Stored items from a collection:
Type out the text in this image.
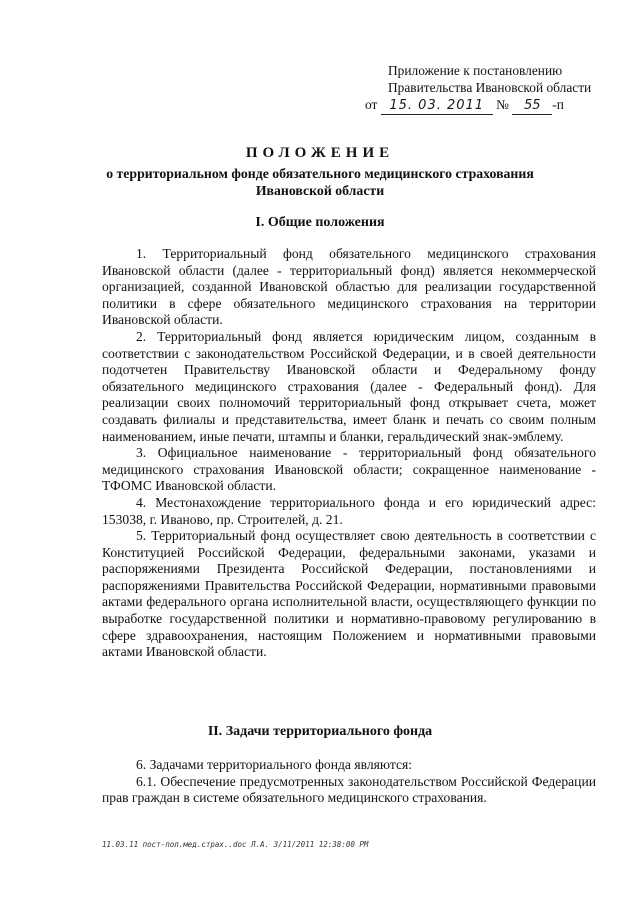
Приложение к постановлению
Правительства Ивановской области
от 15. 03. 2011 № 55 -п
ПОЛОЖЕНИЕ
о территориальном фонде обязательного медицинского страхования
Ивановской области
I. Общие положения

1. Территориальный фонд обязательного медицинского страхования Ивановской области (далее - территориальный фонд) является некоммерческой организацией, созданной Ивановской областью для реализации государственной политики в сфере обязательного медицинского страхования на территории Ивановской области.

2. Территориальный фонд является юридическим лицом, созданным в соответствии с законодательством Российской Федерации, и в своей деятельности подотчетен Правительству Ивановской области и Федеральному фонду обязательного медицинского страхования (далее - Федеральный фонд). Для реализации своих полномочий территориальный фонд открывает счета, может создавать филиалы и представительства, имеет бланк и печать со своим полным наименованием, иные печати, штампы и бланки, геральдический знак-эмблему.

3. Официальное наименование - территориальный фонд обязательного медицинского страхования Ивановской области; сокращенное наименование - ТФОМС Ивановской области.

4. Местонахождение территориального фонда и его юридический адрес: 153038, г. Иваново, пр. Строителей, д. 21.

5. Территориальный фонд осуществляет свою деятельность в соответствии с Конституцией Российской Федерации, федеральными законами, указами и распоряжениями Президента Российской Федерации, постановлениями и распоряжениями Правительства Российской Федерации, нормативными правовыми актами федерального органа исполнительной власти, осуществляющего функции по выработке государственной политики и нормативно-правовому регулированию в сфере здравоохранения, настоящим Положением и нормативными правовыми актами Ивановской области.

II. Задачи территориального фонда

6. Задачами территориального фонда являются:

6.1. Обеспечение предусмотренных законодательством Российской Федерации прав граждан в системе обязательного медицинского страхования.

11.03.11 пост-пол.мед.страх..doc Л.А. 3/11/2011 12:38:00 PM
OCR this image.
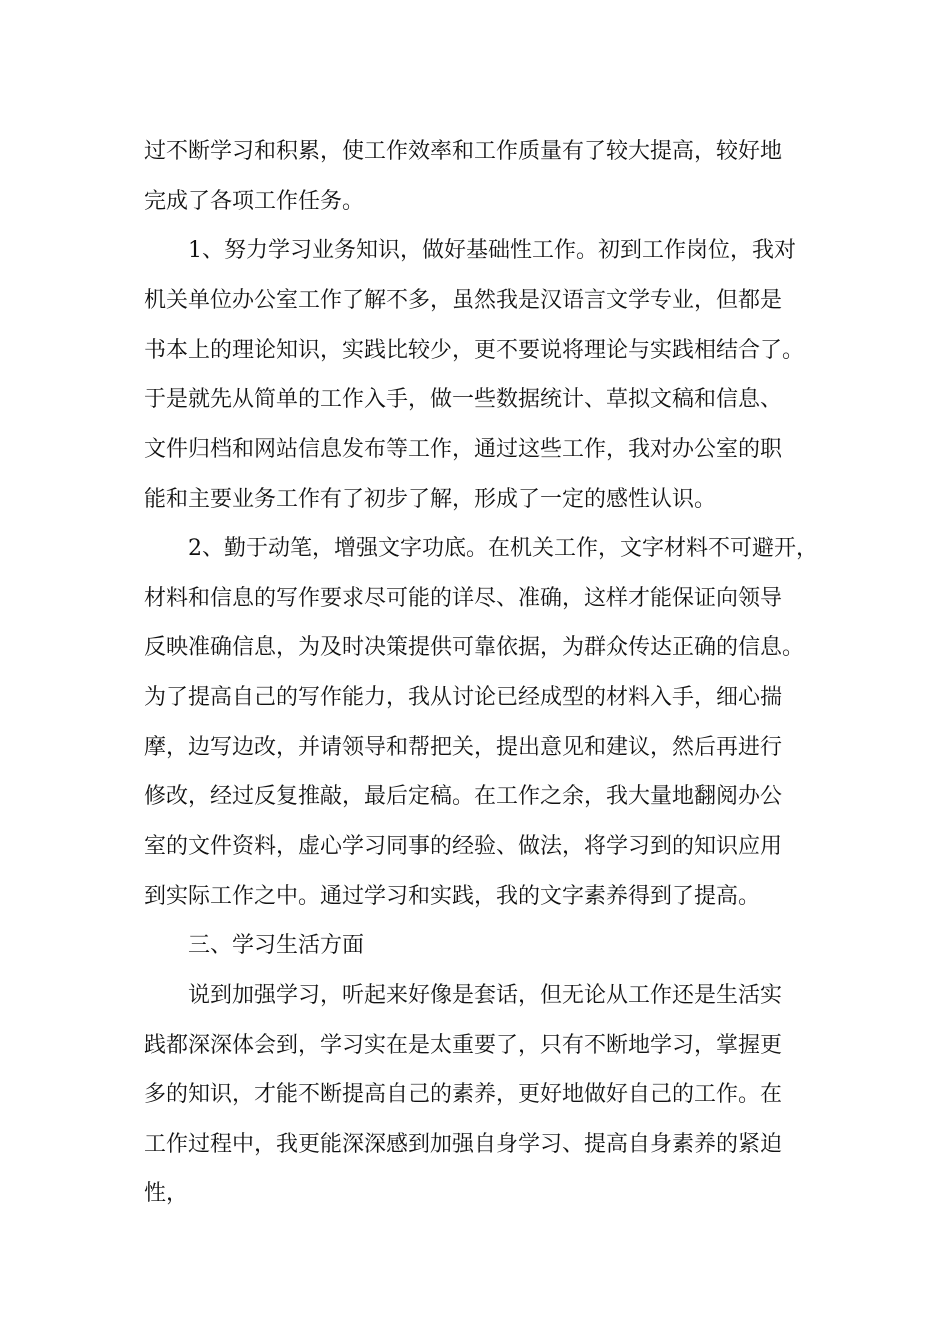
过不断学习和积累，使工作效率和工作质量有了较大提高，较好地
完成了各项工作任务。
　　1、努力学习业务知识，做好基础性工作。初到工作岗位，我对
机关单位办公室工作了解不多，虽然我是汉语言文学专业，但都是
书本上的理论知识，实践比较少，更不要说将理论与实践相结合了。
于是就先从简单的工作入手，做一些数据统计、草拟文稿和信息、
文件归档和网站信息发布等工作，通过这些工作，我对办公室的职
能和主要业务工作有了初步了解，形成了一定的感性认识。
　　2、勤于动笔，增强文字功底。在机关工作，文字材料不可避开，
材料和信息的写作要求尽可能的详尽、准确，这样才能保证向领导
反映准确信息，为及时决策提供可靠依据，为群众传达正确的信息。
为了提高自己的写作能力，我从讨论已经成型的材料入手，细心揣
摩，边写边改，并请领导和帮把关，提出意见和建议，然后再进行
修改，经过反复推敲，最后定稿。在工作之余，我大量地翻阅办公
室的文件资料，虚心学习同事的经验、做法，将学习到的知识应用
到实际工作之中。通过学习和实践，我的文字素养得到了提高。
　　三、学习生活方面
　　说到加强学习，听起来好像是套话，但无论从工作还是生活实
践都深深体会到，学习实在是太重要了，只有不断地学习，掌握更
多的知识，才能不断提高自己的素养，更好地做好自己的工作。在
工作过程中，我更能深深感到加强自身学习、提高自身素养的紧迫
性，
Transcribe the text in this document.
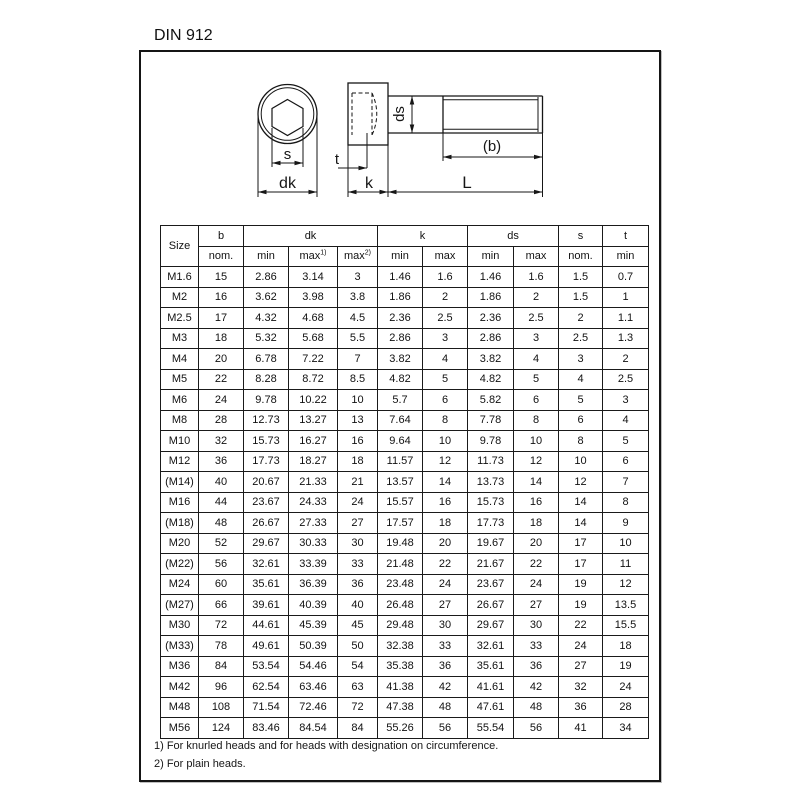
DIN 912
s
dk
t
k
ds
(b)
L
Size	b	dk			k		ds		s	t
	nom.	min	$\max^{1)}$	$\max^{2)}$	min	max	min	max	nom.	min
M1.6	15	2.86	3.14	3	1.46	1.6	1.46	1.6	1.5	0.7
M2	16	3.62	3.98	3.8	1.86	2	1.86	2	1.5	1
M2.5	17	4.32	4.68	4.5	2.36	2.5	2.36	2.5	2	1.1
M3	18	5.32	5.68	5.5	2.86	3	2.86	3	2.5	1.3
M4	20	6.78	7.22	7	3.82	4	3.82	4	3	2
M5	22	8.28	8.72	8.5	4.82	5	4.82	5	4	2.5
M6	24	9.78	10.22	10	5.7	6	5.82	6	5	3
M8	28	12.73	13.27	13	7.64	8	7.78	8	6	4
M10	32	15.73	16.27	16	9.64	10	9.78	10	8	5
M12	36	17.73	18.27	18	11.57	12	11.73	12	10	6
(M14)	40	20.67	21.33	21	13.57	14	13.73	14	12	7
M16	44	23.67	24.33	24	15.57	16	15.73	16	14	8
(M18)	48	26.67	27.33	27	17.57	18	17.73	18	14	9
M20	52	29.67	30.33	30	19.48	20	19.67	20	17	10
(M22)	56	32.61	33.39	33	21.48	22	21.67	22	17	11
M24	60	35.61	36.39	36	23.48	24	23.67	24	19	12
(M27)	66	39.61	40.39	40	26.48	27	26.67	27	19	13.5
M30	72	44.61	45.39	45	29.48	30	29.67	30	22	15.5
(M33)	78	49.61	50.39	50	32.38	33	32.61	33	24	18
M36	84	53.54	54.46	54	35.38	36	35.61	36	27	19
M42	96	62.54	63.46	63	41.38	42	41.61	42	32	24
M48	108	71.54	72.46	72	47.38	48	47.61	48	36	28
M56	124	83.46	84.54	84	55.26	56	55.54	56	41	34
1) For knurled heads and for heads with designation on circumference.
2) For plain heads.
==
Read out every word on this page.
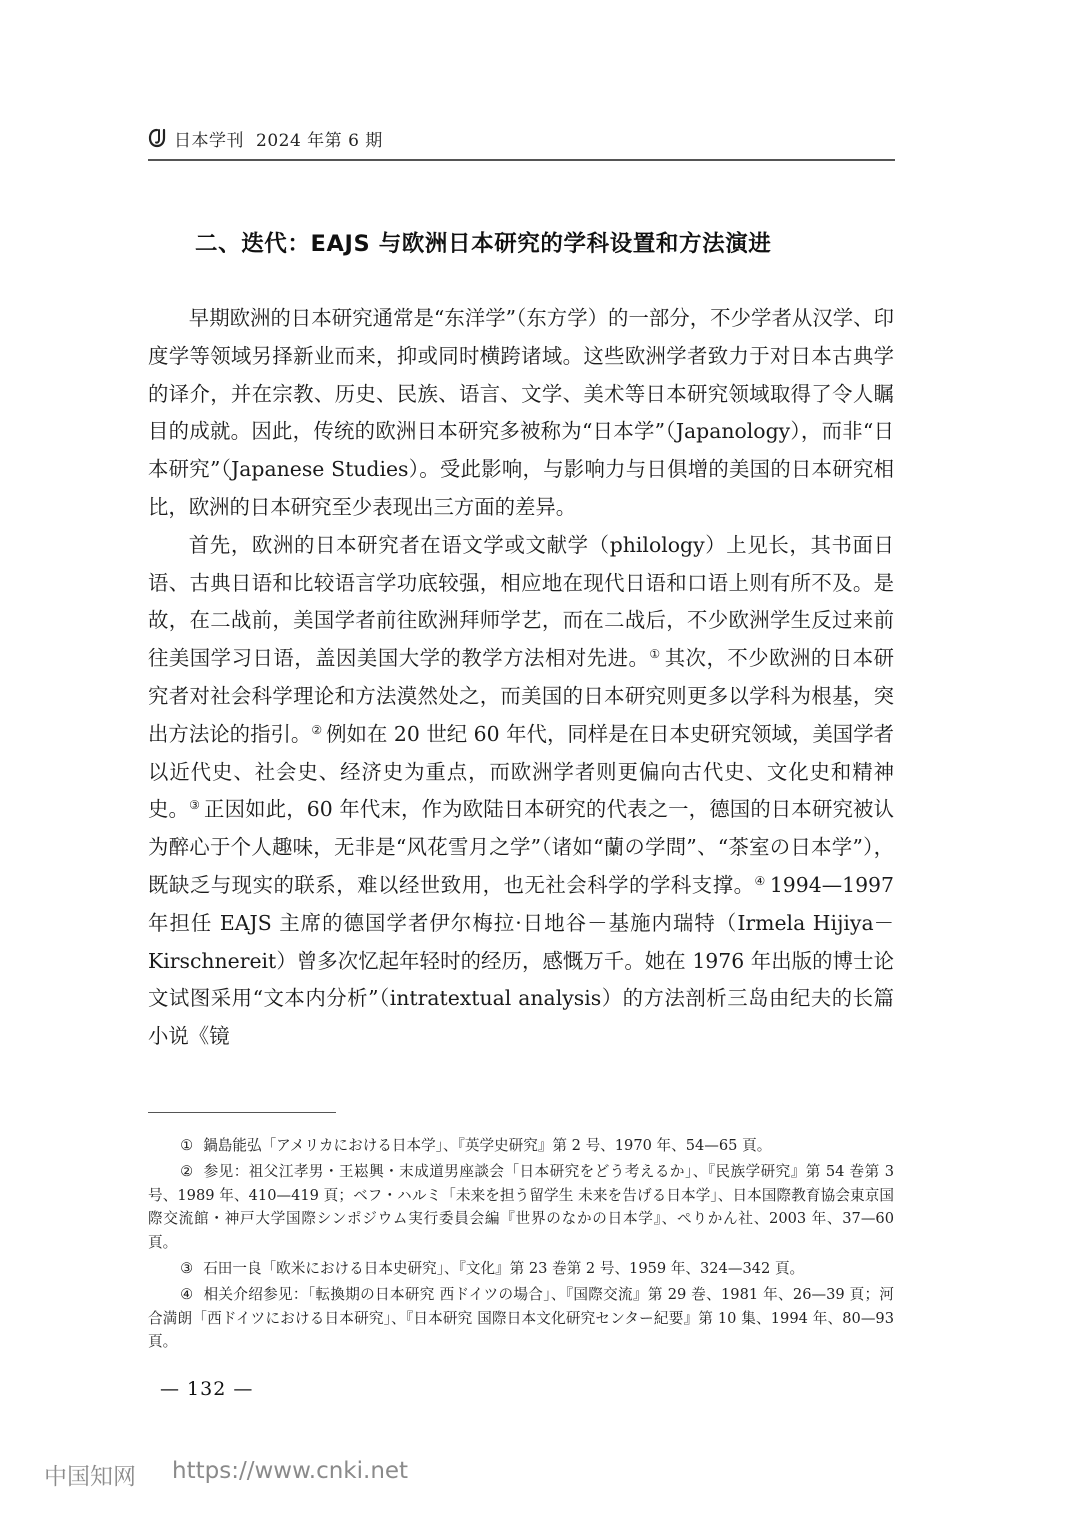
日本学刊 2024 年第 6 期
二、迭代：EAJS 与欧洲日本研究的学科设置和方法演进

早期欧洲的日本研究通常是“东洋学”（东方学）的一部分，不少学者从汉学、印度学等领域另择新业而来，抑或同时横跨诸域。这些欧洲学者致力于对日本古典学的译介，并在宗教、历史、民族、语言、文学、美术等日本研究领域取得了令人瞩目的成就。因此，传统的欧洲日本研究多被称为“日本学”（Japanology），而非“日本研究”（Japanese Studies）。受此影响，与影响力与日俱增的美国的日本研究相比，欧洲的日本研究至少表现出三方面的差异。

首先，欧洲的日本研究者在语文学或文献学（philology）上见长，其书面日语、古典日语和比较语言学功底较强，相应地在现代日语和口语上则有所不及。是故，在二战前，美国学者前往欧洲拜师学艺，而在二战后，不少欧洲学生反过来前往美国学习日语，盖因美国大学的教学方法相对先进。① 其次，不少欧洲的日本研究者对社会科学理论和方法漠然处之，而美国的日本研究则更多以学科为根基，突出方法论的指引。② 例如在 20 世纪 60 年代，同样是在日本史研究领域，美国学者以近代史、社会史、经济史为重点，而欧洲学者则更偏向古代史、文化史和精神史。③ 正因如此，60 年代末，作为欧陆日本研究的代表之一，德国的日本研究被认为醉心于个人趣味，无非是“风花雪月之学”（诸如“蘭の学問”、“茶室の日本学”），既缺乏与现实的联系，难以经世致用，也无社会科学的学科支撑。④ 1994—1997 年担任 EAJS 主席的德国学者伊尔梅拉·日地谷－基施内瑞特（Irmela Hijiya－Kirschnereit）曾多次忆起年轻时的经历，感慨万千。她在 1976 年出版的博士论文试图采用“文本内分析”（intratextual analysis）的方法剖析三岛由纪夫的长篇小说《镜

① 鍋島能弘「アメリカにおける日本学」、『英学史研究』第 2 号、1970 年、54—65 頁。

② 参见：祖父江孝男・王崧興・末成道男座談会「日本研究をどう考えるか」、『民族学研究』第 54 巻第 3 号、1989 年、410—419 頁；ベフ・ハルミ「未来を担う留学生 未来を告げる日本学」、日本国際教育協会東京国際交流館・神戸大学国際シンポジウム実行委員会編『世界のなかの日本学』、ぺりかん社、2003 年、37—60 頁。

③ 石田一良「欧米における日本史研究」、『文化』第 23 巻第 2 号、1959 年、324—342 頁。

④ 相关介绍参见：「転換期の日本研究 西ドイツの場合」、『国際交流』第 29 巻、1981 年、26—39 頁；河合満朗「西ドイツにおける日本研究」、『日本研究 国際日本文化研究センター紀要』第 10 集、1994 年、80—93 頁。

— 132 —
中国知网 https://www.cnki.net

EXERCISE TASK: Pull every line containing "this" from the material above.

ANSWER TO THE EXERCISE:
Type out the text in this image.
OCR this image.
Transcribe the text in this document.
Read out every word on this page.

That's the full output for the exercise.